Records from a dataset
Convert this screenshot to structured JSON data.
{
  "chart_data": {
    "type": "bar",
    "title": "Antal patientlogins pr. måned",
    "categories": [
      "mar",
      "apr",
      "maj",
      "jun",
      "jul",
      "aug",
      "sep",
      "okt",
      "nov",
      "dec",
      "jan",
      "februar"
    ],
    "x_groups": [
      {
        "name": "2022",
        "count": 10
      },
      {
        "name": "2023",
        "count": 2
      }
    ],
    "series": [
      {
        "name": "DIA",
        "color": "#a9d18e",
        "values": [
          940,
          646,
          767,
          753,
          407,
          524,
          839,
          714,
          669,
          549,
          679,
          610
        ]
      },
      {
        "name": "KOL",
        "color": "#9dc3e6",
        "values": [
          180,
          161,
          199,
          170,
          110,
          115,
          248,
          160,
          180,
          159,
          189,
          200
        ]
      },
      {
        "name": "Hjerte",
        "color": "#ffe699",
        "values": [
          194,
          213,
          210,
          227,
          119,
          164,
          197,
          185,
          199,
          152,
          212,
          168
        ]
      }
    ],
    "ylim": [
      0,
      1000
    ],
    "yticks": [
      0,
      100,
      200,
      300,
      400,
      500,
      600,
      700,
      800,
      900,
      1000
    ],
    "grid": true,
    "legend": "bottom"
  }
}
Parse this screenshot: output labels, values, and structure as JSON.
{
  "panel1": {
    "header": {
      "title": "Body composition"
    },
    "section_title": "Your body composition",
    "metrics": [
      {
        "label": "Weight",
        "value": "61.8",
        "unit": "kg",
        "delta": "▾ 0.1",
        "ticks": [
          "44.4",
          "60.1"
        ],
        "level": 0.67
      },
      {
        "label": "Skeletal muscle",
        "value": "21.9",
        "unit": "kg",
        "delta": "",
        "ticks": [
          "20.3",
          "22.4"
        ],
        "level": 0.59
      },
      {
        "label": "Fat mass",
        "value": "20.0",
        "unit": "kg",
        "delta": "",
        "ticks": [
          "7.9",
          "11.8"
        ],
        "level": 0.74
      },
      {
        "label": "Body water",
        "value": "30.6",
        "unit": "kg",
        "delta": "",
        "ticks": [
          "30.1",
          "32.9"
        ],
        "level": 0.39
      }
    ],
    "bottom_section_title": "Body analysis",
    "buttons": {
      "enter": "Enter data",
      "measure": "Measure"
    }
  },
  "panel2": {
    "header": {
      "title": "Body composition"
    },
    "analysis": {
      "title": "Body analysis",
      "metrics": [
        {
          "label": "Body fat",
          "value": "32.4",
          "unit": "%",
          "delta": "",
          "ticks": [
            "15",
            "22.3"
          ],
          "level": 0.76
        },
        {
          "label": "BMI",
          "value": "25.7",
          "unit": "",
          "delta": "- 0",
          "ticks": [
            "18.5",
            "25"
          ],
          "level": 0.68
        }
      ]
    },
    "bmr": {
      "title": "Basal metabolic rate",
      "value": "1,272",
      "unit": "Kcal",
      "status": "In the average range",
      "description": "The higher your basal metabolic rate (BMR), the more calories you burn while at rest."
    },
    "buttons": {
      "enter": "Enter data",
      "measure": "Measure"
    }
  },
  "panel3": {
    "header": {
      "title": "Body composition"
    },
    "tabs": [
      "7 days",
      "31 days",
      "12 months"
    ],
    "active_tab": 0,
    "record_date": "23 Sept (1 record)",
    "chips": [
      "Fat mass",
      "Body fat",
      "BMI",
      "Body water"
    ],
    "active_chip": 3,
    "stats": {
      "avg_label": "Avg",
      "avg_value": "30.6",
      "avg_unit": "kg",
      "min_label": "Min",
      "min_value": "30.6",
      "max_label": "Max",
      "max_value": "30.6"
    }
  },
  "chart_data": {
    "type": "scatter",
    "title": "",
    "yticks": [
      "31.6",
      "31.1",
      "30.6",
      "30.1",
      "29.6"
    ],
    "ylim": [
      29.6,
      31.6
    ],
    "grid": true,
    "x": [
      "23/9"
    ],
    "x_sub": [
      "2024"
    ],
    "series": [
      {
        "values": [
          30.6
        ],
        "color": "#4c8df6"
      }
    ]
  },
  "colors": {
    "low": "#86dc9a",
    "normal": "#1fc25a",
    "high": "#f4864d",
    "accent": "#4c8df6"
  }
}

WHAT YOU NEED TO DO
Pull out all lines of the data with the string "rate".

THE ANSWER
      "title": "Basal metabolic rate",
      "description": "The higher your basal metabolic rate (BMR), the more calories you burn while at rest."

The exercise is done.